TASK |
Reproduce the records below exactly as given.

### LISTED ENTRIES

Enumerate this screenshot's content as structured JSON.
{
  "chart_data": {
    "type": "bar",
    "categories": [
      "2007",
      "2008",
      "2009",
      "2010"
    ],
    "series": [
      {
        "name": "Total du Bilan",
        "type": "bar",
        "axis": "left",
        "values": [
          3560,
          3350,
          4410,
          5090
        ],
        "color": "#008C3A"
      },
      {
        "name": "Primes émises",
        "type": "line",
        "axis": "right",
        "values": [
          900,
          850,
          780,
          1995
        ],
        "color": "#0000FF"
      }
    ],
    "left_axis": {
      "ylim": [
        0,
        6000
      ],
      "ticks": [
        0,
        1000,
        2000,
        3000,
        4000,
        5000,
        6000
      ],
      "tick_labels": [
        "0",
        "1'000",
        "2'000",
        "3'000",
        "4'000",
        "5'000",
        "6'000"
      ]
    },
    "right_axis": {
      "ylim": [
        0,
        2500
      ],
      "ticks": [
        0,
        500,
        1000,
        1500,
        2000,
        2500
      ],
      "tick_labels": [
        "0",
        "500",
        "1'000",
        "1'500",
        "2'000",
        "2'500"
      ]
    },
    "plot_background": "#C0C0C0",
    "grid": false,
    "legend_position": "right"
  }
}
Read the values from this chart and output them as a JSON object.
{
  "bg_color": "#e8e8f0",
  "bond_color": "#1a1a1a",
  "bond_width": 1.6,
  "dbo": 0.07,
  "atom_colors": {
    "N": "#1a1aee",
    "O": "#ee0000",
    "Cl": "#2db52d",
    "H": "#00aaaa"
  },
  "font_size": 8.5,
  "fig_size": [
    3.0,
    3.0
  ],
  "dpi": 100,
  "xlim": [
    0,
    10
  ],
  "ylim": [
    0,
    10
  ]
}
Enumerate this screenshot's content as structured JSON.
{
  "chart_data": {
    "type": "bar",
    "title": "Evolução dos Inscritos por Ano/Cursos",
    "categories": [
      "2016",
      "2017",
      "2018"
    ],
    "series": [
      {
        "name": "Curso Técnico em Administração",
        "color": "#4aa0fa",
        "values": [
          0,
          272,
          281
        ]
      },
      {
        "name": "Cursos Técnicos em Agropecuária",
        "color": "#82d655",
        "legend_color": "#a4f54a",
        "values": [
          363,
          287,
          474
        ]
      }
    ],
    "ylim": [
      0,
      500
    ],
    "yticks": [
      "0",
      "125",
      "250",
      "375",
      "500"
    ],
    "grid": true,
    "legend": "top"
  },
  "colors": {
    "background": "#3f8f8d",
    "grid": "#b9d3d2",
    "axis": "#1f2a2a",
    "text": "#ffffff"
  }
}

######

RESPONSE FOR THIS EXERCISE |
Enumerate this screenshot's content as structured JSON.
{
  "chart_data": {
    "type": "bar",
    "categories": [
      "2007",
      "2008",
      "2009",
      "2010"
    ],
    "series": [
      {
        "name": "Total du Bilan",
        "type": "bar",
        "axis": "left",
        "values": [
          3560,
          3350,
          4410,
          5090
        ],
        "color": "#008C3A"
      },
      {
        "name": "Primes émises",
        "type": "line",
        "axis": "right",
        "values": [
          900,
          850,
          780,
          1995
        ],
        "color": "#0000FF"
      }
    ],
    "left_axis": {
      "ylim": [
        0,
        6000
      ],
      "ticks": [
        0,
        1000,
        2000,
        3000,
        4000,
        5000,
        6000
      ],
      "tick_labels": [
        "0",
        "1'000",
        "2'000",
        "3'000",
        "4'000",
        "5'000",
        "6'000"
      ]
    },
    "right_axis": {
      "ylim": [
        0,
        2500
      ],
      "ticks": [
        0,
        500,
        1000,
        1500,
        2000,
        2500
      ],
      "tick_labels": [
        "0",
        "500",
        "1'000",
        "1'500",
        "2'000",
        "2'500"
      ]
    },
    "plot_background": "#C0C0C0",
    "grid": false,
    "legend_position": "right"
  }
}
Read the values from this chart and output them as a JSON object.
{
  "bg_color": "#e8e8f0",
  "bond_color": "#1a1a1a",
  "bond_width": 1.6,
  "dbo": 0.07,
  "atom_colors": {
    "N": "#1a1aee",
    "O": "#ee0000",
    "Cl": "#2db52d",
    "H": "#00aaaa"
  },
  "font_size": 8.5,
  "fig_size": [
    3.0,
    3.0
  ],
  "dpi": 100,
  "xlim": [
    0,
    10
  ],
  "ylim": [
    0,
    10
  ]
}
Enumerate this screenshot's content as structured JSON.
{
  "chart_data": {
    "type": "bar",
    "title": "Evolução dos Inscritos por Ano/Cursos",
    "categories": [
      "2016",
      "2017",
      "2018"
    ],
    "series": [
      {
        "name": "Curso Técnico em Administração",
        "color": "#4aa0fa",
        "values": [
          0,
          272,
          281
        ]
      },
      {
        "name": "Cursos Técnicos em Agropecuária",
        "color": "#82d655",
        "legend_color": "#a4f54a",
        "values": [
          363,
          287,
          474
        ]
      }
    ],
    "ylim": [
      0,
      500
    ],
    "yticks": [
      "0",
      "125",
      "250",
      "375",
      "500"
    ],
    "grid": true,
    "legend": "top"
  },
  "colors": {
    "background": "#3f8f8d",
    "grid": "#b9d3d2",
    "axis": "#1f2a2a",
    "text": "#ffffff"
  }
}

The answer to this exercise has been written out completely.